(Excerpt from a dataset)
┏━━

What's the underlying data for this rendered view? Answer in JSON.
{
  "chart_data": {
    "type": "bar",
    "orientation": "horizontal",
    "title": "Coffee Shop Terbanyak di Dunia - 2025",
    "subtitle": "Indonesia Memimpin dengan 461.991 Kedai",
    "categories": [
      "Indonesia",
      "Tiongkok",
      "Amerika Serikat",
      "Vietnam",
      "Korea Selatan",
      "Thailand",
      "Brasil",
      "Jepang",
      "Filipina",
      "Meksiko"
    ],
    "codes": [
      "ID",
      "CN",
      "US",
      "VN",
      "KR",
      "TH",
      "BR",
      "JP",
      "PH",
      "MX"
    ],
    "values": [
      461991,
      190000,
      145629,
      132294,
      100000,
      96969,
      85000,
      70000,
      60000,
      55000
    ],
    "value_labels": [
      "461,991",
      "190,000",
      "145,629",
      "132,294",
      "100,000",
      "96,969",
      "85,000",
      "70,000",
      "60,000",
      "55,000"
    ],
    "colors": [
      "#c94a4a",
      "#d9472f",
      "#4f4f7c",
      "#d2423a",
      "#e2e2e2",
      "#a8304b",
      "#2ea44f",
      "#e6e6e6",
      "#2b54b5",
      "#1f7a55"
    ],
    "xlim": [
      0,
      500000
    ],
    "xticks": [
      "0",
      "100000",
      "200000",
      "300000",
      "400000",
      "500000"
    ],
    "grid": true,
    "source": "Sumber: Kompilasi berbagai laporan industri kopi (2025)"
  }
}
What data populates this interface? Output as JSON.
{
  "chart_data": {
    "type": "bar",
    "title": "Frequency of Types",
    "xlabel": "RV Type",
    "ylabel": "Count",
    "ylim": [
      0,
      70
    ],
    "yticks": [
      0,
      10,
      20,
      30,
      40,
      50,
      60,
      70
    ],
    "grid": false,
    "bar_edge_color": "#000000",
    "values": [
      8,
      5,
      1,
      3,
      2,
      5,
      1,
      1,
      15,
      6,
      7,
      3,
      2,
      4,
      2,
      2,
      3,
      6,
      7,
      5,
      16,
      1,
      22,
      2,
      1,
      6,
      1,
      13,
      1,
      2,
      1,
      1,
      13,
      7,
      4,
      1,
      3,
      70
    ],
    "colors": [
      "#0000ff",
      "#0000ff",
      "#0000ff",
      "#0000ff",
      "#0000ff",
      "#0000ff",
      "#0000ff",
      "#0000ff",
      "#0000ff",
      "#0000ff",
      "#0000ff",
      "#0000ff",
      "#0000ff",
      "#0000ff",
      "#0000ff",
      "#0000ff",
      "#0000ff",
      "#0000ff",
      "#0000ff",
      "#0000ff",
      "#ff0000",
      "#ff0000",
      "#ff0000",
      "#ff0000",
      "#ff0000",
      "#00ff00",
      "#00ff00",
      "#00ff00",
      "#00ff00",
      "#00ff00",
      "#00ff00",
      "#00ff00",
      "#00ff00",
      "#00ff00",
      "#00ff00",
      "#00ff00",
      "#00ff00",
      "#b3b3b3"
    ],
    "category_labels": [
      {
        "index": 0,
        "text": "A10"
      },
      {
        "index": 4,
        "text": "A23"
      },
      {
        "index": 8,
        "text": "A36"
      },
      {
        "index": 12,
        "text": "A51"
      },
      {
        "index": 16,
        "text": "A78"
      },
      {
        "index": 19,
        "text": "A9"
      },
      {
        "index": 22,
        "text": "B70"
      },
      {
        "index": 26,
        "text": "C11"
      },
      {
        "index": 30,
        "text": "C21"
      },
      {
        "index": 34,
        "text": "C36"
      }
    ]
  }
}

┗━━

Short exercise:
Look through the entries above for the word "this". Copy every line where it shows up.

Exercise solution:
What's the underlying data for this rendered view? Answer in JSON.
What data populates this interface? Output as JSON.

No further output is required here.